WHAT YOU ARE ASKED TO DO: Collect every line of the records below that contains the word "JSON".

PROVIDED INFORMATION:
:::
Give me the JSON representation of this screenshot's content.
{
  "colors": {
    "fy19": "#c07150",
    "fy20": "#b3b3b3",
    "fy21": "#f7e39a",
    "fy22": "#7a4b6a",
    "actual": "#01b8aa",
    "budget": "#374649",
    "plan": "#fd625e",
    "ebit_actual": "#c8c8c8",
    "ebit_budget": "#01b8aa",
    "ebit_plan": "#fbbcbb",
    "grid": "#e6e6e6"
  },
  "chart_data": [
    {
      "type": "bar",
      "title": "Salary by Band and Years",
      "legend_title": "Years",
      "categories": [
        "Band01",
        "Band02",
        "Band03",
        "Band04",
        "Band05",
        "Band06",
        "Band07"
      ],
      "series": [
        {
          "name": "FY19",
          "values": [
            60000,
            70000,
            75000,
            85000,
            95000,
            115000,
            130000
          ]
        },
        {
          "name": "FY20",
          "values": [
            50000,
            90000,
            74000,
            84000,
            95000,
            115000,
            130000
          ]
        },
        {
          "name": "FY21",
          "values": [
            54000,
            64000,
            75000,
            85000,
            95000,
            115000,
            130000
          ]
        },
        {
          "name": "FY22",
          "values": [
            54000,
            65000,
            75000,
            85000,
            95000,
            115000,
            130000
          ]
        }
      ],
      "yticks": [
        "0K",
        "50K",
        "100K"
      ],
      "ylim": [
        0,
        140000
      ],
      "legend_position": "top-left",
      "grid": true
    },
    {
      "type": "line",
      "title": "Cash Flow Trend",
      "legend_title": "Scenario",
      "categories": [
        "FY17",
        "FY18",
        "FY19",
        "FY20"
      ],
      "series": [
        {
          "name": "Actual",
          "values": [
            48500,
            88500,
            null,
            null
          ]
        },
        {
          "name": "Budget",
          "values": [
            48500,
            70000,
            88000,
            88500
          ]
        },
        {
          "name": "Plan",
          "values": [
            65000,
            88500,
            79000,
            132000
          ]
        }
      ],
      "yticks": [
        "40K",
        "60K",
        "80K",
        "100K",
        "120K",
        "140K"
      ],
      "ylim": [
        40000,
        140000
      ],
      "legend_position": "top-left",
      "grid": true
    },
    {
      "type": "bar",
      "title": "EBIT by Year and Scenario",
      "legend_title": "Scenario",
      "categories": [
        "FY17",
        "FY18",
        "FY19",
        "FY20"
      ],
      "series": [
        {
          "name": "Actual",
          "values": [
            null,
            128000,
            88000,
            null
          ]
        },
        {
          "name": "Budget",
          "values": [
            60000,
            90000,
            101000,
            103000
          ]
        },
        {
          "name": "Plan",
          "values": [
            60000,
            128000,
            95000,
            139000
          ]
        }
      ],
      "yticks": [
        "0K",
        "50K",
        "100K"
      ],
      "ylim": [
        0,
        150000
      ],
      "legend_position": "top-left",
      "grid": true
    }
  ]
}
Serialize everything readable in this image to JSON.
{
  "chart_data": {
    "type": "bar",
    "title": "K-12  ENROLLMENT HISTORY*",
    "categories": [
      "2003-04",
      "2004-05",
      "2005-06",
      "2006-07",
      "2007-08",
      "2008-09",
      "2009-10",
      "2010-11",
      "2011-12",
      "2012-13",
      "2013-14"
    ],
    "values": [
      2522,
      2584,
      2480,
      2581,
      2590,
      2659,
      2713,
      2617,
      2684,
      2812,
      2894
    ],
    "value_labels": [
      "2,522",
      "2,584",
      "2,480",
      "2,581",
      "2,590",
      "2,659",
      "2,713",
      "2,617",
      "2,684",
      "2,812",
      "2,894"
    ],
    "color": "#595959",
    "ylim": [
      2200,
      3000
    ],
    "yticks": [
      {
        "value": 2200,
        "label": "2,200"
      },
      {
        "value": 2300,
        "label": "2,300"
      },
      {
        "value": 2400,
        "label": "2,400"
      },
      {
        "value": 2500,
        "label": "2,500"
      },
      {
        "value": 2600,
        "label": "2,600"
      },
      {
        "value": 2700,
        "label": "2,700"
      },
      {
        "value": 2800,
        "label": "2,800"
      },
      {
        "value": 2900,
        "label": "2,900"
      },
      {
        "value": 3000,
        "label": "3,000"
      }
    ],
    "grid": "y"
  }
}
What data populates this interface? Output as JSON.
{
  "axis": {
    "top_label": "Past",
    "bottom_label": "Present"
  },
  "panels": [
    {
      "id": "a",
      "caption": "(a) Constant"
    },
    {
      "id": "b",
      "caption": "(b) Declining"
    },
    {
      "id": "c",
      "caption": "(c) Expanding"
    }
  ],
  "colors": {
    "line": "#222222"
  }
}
:::
OUTPUT:
Give me the JSON representation of this screenshot's content.
Serialize everything readable in this image to JSON.
What data populates this interface? Output as JSON.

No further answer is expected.